**PROMPT**
Find the string "this" in the records. Copy every line it appears in.

---*---

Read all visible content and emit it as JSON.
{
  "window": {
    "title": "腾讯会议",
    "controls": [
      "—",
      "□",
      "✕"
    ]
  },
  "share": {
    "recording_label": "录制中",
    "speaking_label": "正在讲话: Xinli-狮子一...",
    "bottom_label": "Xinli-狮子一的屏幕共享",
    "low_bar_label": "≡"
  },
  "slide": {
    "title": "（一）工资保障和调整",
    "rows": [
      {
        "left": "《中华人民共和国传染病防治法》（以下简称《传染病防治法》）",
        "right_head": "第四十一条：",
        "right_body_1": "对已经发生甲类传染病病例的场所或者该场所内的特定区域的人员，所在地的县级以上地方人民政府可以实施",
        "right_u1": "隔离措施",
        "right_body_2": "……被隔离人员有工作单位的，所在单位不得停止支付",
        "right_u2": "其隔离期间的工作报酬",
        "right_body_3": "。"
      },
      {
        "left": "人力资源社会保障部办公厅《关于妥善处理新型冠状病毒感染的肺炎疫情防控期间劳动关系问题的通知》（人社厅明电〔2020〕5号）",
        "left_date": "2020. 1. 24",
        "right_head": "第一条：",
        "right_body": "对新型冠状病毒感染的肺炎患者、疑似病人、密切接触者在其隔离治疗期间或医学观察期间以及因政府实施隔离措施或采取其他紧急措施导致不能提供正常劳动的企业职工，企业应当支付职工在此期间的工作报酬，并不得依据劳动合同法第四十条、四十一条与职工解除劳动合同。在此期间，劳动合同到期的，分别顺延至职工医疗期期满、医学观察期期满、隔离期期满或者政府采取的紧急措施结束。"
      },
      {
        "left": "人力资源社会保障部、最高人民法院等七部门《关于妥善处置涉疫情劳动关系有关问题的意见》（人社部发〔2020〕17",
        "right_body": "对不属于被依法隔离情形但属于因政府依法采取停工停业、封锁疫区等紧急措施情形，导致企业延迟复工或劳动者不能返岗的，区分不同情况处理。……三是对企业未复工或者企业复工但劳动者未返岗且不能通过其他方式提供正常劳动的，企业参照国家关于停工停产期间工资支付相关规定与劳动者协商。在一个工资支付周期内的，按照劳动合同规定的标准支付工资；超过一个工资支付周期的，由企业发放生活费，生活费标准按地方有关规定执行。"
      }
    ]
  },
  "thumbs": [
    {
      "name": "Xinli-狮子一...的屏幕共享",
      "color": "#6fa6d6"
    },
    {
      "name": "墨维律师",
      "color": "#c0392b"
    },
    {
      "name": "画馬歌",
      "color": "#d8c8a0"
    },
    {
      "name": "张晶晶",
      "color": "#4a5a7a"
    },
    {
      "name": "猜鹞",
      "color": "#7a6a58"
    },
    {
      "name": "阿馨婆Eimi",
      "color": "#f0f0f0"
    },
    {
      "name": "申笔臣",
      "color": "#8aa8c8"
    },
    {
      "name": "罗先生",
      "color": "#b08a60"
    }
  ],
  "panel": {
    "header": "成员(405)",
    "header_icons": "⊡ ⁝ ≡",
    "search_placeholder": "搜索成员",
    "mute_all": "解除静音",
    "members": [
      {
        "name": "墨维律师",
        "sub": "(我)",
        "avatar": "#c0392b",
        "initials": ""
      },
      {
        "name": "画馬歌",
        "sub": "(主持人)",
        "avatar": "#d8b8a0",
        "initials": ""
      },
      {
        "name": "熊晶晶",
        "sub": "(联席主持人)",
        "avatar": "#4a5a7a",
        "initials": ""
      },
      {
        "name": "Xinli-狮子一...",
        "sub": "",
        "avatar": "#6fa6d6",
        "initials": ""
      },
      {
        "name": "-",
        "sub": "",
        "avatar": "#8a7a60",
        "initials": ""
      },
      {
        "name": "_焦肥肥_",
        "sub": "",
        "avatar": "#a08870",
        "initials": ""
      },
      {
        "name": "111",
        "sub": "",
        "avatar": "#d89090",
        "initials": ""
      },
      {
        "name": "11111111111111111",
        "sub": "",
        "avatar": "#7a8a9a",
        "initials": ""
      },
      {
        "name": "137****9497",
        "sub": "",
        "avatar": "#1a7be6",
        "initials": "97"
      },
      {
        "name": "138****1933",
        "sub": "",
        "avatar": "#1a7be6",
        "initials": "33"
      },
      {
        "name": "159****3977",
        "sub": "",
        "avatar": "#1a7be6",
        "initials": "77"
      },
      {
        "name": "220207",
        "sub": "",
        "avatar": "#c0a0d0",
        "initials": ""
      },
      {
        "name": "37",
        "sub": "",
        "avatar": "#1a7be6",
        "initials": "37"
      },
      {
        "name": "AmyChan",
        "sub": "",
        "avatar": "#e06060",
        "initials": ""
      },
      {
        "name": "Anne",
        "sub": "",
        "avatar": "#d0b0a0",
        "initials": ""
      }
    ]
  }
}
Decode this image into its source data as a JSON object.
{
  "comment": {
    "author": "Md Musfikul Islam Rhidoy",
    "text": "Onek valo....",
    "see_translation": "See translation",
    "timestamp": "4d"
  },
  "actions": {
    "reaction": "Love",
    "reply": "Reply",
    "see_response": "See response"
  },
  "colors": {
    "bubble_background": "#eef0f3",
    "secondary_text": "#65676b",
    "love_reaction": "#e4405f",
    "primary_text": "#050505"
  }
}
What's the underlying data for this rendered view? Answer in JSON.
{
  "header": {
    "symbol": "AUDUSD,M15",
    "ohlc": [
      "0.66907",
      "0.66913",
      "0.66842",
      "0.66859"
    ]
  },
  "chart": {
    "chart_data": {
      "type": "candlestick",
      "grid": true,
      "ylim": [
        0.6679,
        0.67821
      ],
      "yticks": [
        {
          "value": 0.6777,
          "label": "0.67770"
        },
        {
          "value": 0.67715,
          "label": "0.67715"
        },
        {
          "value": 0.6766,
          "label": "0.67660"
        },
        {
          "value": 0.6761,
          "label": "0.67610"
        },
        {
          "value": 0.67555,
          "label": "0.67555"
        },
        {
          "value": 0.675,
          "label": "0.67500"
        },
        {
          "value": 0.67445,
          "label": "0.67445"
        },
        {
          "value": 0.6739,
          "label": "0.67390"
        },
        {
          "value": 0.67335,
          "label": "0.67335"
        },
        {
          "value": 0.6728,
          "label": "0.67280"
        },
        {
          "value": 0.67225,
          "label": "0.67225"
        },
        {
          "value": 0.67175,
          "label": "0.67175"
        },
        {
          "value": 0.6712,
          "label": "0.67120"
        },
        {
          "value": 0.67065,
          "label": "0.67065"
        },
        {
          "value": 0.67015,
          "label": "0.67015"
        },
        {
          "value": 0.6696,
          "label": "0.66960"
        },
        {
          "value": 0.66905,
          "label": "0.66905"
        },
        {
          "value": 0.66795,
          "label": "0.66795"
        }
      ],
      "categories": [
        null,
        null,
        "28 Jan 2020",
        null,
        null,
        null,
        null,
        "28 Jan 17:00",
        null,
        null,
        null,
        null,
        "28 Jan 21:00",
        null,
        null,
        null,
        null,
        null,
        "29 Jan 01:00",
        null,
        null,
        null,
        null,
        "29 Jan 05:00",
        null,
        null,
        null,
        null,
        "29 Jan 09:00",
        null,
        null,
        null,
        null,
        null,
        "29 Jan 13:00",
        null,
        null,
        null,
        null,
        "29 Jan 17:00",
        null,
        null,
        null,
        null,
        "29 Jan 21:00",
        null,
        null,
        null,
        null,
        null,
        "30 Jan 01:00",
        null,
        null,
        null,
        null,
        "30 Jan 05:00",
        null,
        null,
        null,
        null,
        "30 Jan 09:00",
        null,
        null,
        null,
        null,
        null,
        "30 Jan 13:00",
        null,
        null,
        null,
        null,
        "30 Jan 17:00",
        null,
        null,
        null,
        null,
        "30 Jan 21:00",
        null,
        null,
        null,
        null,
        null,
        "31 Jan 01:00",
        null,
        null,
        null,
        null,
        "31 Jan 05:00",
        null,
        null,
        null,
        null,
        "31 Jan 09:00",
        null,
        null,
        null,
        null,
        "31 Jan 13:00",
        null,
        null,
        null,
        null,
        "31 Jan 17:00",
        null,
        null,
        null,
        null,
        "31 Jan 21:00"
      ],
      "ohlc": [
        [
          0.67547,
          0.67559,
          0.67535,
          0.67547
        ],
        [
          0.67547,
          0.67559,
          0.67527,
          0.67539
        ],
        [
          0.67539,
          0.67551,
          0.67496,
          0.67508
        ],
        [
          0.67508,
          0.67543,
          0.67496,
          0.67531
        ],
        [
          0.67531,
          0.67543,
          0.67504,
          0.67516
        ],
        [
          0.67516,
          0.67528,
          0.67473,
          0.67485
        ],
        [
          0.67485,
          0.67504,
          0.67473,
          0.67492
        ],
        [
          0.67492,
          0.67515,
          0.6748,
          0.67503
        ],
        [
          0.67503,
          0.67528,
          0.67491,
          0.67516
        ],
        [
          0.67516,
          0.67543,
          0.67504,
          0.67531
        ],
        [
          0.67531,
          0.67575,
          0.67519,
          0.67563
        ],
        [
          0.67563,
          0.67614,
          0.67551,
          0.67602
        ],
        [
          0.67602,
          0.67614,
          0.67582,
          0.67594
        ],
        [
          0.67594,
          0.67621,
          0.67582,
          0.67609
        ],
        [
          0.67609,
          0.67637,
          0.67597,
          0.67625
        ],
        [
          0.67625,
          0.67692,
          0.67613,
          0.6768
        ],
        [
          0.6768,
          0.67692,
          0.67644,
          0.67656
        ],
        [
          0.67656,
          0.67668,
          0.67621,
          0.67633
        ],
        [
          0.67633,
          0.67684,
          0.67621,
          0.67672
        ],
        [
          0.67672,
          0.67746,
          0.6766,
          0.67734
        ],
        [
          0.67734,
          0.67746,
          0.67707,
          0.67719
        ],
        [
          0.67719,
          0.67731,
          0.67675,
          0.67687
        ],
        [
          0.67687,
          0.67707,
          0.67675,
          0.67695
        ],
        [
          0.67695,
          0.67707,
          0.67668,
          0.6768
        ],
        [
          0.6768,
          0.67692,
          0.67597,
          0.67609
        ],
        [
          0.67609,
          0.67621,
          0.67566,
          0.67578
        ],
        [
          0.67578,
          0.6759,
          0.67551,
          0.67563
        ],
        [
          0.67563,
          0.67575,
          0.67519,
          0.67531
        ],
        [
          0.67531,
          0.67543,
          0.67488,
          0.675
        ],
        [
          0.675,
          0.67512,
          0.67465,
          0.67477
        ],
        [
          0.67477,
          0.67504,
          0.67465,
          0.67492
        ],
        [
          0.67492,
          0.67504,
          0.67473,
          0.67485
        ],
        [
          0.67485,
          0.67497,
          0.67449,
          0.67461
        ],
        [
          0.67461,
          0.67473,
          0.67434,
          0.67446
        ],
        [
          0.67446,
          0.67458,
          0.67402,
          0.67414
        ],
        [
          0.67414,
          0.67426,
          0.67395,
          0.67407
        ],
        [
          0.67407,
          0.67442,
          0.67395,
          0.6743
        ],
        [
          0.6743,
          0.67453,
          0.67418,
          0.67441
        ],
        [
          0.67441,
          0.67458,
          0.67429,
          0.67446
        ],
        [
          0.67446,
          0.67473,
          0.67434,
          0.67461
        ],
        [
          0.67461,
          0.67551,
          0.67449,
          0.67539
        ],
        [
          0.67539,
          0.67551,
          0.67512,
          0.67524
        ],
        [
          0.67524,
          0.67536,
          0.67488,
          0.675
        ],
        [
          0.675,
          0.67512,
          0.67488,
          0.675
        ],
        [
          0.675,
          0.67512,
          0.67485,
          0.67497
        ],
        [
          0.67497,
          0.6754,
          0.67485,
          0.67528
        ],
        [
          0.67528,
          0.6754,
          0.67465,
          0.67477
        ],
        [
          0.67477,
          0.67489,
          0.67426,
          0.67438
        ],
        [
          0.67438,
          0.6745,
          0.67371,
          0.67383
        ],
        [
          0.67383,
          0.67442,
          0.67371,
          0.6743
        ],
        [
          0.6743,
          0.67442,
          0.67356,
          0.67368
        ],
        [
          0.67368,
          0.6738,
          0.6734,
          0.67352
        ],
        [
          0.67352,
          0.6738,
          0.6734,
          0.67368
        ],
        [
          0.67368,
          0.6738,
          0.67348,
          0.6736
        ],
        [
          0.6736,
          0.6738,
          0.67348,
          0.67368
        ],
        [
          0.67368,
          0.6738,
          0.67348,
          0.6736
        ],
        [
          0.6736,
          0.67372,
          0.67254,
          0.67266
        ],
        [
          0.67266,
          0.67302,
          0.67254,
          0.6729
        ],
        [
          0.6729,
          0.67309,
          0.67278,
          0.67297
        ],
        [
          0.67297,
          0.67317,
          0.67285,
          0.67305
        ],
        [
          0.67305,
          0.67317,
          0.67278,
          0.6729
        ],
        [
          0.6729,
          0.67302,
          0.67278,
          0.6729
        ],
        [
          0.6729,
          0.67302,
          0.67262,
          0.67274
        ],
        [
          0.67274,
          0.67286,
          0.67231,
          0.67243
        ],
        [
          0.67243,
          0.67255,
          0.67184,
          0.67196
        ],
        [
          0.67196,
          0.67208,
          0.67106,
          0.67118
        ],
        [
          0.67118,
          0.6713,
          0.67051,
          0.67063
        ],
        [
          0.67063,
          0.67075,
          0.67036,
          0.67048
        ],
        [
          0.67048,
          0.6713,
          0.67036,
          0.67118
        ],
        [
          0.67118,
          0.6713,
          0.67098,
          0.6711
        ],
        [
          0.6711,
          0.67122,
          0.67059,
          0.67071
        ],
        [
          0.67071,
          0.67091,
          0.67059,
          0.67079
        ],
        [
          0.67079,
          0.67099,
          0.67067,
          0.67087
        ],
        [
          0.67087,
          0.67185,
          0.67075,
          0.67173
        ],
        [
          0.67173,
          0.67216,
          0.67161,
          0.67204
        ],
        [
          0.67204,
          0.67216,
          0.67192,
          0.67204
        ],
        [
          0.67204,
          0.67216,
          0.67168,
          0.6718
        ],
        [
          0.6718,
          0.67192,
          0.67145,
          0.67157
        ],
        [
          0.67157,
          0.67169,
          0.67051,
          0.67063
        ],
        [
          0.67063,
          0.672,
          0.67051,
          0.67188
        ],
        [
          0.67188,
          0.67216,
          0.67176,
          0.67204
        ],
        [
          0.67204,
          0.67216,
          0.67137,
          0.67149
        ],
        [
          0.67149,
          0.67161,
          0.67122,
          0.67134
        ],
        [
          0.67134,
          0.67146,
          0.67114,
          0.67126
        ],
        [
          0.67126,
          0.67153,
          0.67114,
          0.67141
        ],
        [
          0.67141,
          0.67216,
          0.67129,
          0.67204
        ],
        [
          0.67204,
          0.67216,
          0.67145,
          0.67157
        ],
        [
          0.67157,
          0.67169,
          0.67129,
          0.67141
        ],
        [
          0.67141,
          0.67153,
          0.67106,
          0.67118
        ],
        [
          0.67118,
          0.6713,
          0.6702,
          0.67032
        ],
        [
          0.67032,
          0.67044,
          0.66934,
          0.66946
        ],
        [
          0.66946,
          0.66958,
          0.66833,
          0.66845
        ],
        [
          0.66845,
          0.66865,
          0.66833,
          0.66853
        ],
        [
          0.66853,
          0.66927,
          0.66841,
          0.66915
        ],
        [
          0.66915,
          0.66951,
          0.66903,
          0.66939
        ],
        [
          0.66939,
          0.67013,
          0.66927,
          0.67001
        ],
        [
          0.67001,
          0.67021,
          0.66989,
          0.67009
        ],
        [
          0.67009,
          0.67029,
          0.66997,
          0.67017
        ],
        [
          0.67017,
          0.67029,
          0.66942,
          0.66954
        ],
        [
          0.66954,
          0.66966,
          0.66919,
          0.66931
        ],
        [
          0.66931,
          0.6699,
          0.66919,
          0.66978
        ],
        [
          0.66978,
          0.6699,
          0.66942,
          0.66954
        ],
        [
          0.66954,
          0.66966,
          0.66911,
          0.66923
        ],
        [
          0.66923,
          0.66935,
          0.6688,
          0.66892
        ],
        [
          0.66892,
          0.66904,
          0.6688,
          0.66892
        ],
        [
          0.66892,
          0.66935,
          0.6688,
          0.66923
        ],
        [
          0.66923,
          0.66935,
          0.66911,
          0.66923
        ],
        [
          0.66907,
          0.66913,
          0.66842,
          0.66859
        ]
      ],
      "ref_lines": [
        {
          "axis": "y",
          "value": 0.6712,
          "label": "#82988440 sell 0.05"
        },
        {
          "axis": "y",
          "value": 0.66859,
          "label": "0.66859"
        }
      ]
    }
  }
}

---*---

**THE RESPONSE**
Decode this image into its source data as a JSON object.
What's the underlying data for this rendered view? Answer in JSON.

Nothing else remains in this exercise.